====== Dataset records ======

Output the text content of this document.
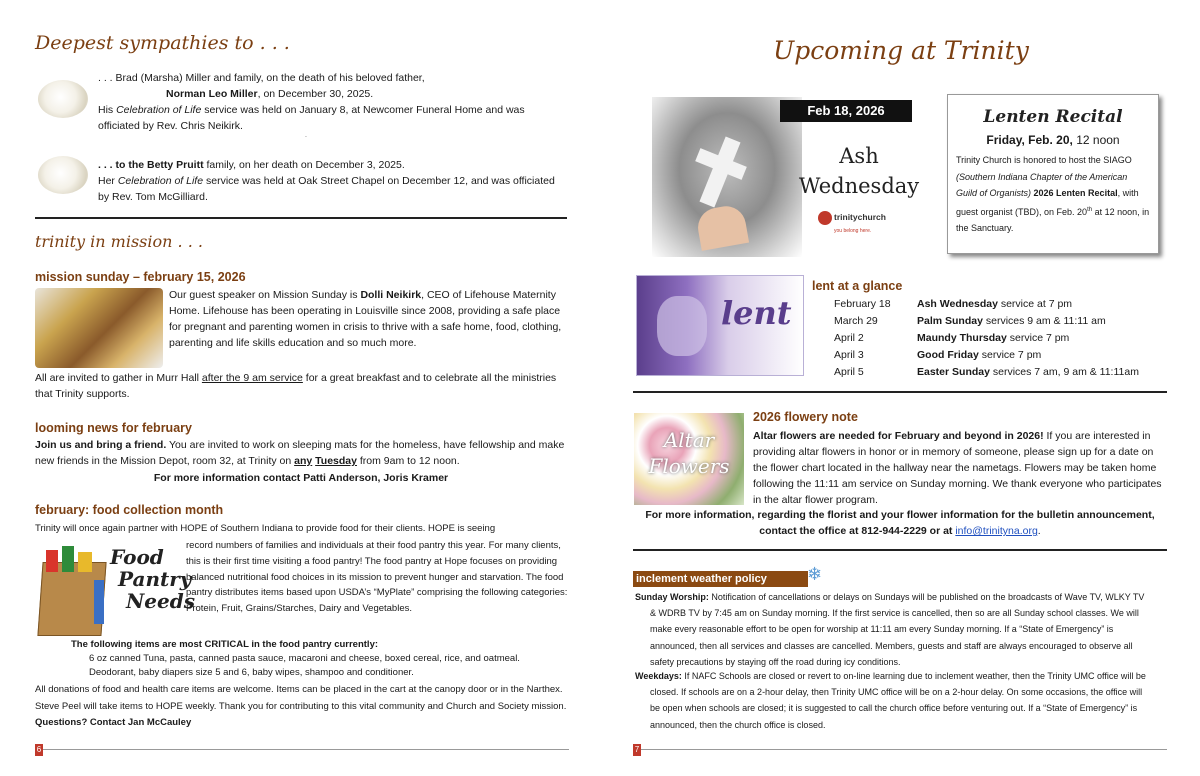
Deepest sympathies to . . .
. . . Brad (Marsha) Miller and family, on the death of his beloved father,
Norman Leo Miller, on December 30, 2025.
His Celebration of Life service was held on January 8, at Newcomer Funeral Home and was officiated by Rev. Chris Neikirk.
.
. . . to the Betty Pruitt family, on her death on December 3, 2025.
Her Celebration of Life service was held at Oak Street Chapel on December 12, and was officiated by Rev. Tom McGilliard.
trinity in mission . . .
mission sunday – february 15, 2026
Our guest speaker on Mission Sunday is Dolli Neikirk, CEO of Lifehouse Maternity Home. Lifehouse has been operating in Louisville since 2008, providing a safe place for pregnant and parenting women in crisis to thrive with a safe home, food, clothing, parenting and life skills education and so much more.
All are invited to gather in Murr Hall after the 9 am service for a great breakfast and to celebrate all the ministries that Trinity supports.
looming news for february
Join us and bring a friend. You are invited to work on sleeping mats for the homeless, have fellowship and make new friends in the Mission Depot, room 32, at Trinity on any Tuesday from 9am to 12 noon.
For more information contact Patti Anderson, Joris Kramer
february: food collection month
Trinity will once again partner with HOPE of Southern Indiana to provide food for their clients. HOPE is seeing
Food
Pantry
Needs
record numbers of families and individuals at their food pantry this year. For many clients, this is their first time visiting a food pantry! The food pantry at Hope focuses on providing balanced nutritional food choices in its mission to prevent hunger and starvation. The food pantry distributes items based upon USDA’s “MyPlate” comprising the following categories: Protein, Fruit, Grains/Starches, Dairy and Vegetables.
The following items are most CRITICAL in the food pantry currently:
6 oz canned Tuna, pasta, canned pasta sauce, macaroni and cheese, boxed cereal, rice, and oatmeal. Deodorant, baby diapers size 5 and 6, baby wipes, shampoo and conditioner.
All donations of food and health care items are welcome. Items can be placed in the cart at the canopy door or in the Narthex. Steve Peel will take items to HOPE weekly. Thank you for contributing to this vital community and Church and Society mission. Questions? Contact Jan McCauley
6
Upcoming at Trinity
Feb 18, 2026
Ash
Wednesday
trinitychurch
you belong here.
Lenten Recital
Friday, Feb. 20, 12 noon
Trinity Church is honored to host the SIAGO (Southern Indiana Chapter of the American Guild of Organists) 2026 Lenten Recital, with guest organist (TBD), on Feb. 20th at 12 noon, in the Sanctuary.
lent
lent at a glance
February 18	Ash Wednesday service at 7 pm
March 29	Palm Sunday services 9 am & 11:11 am
April 2	Maundy Thursday service 7 pm
April 3	Good Friday service 7 pm
April 5	Easter Sunday services 7 am, 9 am & 11:11am
Altar
Flowers
2026 flowery note
Altar flowers are needed for February and beyond in 2026! If you are interested in providing altar flowers in honor or in memory of someone, please sign up for a date on the flower chart located in the hallway near the nametags. Flowers may be taken home following the 11:11 am service on Sunday morning. We thank everyone who participates in the altar flower program.
For more information, regarding the florist and your flower information for the bulletin announcement,
contact the office at 812-944-2229 or at info@trinityna.org.
inclement weather policy	❄
Sunday Worship: Notification of cancellations or delays on Sundays will be published on the broadcasts of Wave TV, WLKY TV & WDRB TV by 7:45 am on Sunday morning. If the first service is cancelled, then so are all Sunday school classes. We will make every reasonable effort to be open for worship at 11:11 am every Sunday morning. If a “State of Emergency” is announced, then all services and classes are cancelled. Members, guests and staff are always encouraged to observe all safety precautions by staying off the road during icy conditions.
Weekdays: If NAFC Schools are closed or revert to on-line learning due to inclement weather, then the Trinity UMC office will be closed. If schools are on a 2-hour delay, then Trinity UMC office will be on a 2-hour delay. On some occasions, the office will be open when schools are closed; it is suggested to call the church office before venturing out. If a “State of Emergency” is announced, then the church office is closed.
7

======

* [Aim of the exercise] Transcribe all of the listing precisely. The images stay out of it.

* [Solution to the exercise]
Output the text content of this document.
Deepest sympathies to . . .
. . . Brad (Marsha) Miller and family, on the death of his beloved father,
Norman Leo Miller, on December 30, 2025.
His Celebration of Life service was held on January 8, at Newcomer Funeral Home and was officiated by Rev. Chris Neikirk.
.
. . . to the Betty Pruitt family, on her death on December 3, 2025.
Her Celebration of Life service was held at Oak Street Chapel on December 12, and was officiated by Rev. Tom McGilliard.
trinity in mission . . .
mission sunday – february 15, 2026
Our guest speaker on Mission Sunday is Dolli Neikirk, CEO of Lifehouse Maternity Home. Lifehouse has been operating in Louisville since 2008, providing a safe place for pregnant and parenting women in crisis to thrive with a safe home, food, clothing, parenting and life skills education and so much more.
All are invited to gather in Murr Hall after the 9 am service for a great breakfast and to celebrate all the ministries that Trinity supports.
looming news for february
Join us and bring a friend. You are invited to work on sleeping mats for the homeless, have fellowship and make new friends in the Mission Depot, room 32, at Trinity on any Tuesday from 9am to 12 noon.
For more information contact Patti Anderson, Joris Kramer
february: food collection month
Trinity will once again partner with HOPE of Southern Indiana to provide food for their clients. HOPE is seeing
Food
Pantry
Needs
record numbers of families and individuals at their food pantry this year. For many clients, this is their first time visiting a food pantry! The food pantry at Hope focuses on providing balanced nutritional food choices in its mission to prevent hunger and starvation. The food pantry distributes items based upon USDA’s “MyPlate” comprising the following categories: Protein, Fruit, Grains/Starches, Dairy and Vegetables.
The following items are most CRITICAL in the food pantry currently:
6 oz canned Tuna, pasta, canned pasta sauce, macaroni and cheese, boxed cereal, rice, and oatmeal. Deodorant, baby diapers size 5 and 6, baby wipes, shampoo and conditioner.
All donations of food and health care items are welcome. Items can be placed in the cart at the canopy door or in the Narthex. Steve Peel will take items to HOPE weekly. Thank you for contributing to this vital community and Church and Society mission. Questions? Contact Jan McCauley
6
Upcoming at Trinity
Feb 18, 2026
Ash
Wednesday
trinitychurch
you belong here.
Lenten Recital
Friday, Feb. 20, 12 noon
Trinity Church is honored to host the SIAGO (Southern Indiana Chapter of the American Guild of Organists) 2026 Lenten Recital, with guest organist (TBD), on Feb. 20th at 12 noon, in the Sanctuary.
lent
lent at a glance
February 18	Ash Wednesday service at 7 pm
March 29	Palm Sunday services 9 am & 11:11 am
April 2	Maundy Thursday service 7 pm
April 3	Good Friday service 7 pm
April 5	Easter Sunday services 7 am, 9 am & 11:11am
Altar
Flowers
2026 flowery note
Altar flowers are needed for February and beyond in 2026! If you are interested in providing altar flowers in honor or in memory of someone, please sign up for a date on the flower chart located in the hallway near the nametags. Flowers may be taken home following the 11:11 am service on Sunday morning. We thank everyone who participates in the altar flower program.
For more information, regarding the florist and your flower information for the bulletin announcement,
contact the office at 812-944-2229 or at info@trinityna.org.
inclement weather policy	❄
Sunday Worship: Notification of cancellations or delays on Sundays will be published on the broadcasts of Wave TV, WLKY TV & WDRB TV by 7:45 am on Sunday morning. If the first service is cancelled, then so are all Sunday school classes. We will make every reasonable effort to be open for worship at 11:11 am every Sunday morning. If a “State of Emergency” is announced, then all services and classes are cancelled. Members, guests and staff are always encouraged to observe all safety precautions by staying off the road during icy conditions.
Weekdays: If NAFC Schools are closed or revert to on-line learning due to inclement weather, then the Trinity UMC office will be closed. If schools are on a 2-hour delay, then Trinity UMC office will be on a 2-hour delay. On some occasions, the office will be open when schools are closed; it is suggested to call the church office before venturing out. If a “State of Emergency” is announced, then the church office is closed.
7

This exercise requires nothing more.